## To be done
Write down each entry again, exactly as it reads.

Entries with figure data
--*--
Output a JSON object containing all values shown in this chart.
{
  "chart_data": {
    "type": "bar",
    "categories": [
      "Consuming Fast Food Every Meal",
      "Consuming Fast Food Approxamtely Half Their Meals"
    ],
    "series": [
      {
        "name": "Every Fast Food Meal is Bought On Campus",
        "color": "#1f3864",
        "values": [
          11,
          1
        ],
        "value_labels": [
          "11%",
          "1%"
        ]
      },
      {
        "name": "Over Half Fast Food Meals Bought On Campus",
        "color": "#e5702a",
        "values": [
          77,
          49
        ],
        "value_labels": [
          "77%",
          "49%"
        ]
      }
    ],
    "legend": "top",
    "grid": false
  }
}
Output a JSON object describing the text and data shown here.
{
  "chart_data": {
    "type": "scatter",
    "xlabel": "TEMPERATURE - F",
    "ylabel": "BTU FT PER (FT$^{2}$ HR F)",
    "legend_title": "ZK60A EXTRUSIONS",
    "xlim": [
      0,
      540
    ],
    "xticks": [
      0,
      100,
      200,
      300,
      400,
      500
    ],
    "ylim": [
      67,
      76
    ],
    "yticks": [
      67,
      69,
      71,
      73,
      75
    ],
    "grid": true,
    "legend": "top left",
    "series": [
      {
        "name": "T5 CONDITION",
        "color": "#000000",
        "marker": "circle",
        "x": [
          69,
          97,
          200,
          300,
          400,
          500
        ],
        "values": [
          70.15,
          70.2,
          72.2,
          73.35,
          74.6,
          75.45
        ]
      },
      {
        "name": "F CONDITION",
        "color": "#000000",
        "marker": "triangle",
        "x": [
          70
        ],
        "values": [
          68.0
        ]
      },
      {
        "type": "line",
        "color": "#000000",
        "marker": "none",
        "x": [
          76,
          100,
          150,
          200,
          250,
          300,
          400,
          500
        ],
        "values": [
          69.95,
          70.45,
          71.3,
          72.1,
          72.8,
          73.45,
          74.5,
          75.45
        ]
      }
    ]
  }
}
--*--
## Written answer
Output a JSON object containing all values shown in this chart.
{
  "chart_data": {
    "type": "bar",
    "categories": [
      "Consuming Fast Food Every Meal",
      "Consuming Fast Food Approxamtely Half Their Meals"
    ],
    "series": [
      {
        "name": "Every Fast Food Meal is Bought On Campus",
        "color": "#1f3864",
        "values": [
          11,
          1
        ],
        "value_labels": [
          "11%",
          "1%"
        ]
      },
      {
        "name": "Over Half Fast Food Meals Bought On Campus",
        "color": "#e5702a",
        "values": [
          77,
          49
        ],
        "value_labels": [
          "77%",
          "49%"
        ]
      }
    ],
    "legend": "top",
    "grid": false
  }
}
Output a JSON object describing the text and data shown here.
{
  "chart_data": {
    "type": "scatter",
    "xlabel": "TEMPERATURE - F",
    "ylabel": "BTU FT PER (FT$^{2}$ HR F)",
    "legend_title": "ZK60A EXTRUSIONS",
    "xlim": [
      0,
      540
    ],
    "xticks": [
      0,
      100,
      200,
      300,
      400,
      500
    ],
    "ylim": [
      67,
      76
    ],
    "yticks": [
      67,
      69,
      71,
      73,
      75
    ],
    "grid": true,
    "legend": "top left",
    "series": [
      {
        "name": "T5 CONDITION",
        "color": "#000000",
        "marker": "circle",
        "x": [
          69,
          97,
          200,
          300,
          400,
          500
        ],
        "values": [
          70.15,
          70.2,
          72.2,
          73.35,
          74.6,
          75.45
        ]
      },
      {
        "name": "F CONDITION",
        "color": "#000000",
        "marker": "triangle",
        "x": [
          70
        ],
        "values": [
          68.0
        ]
      },
      {
        "type": "line",
        "color": "#000000",
        "marker": "none",
        "x": [
          76,
          100,
          150,
          200,
          250,
          300,
          400,
          500
        ],
        "values": [
          69.95,
          70.45,
          71.3,
          72.1,
          72.8,
          73.45,
          74.5,
          75.45
        ]
      }
    ]
  }
}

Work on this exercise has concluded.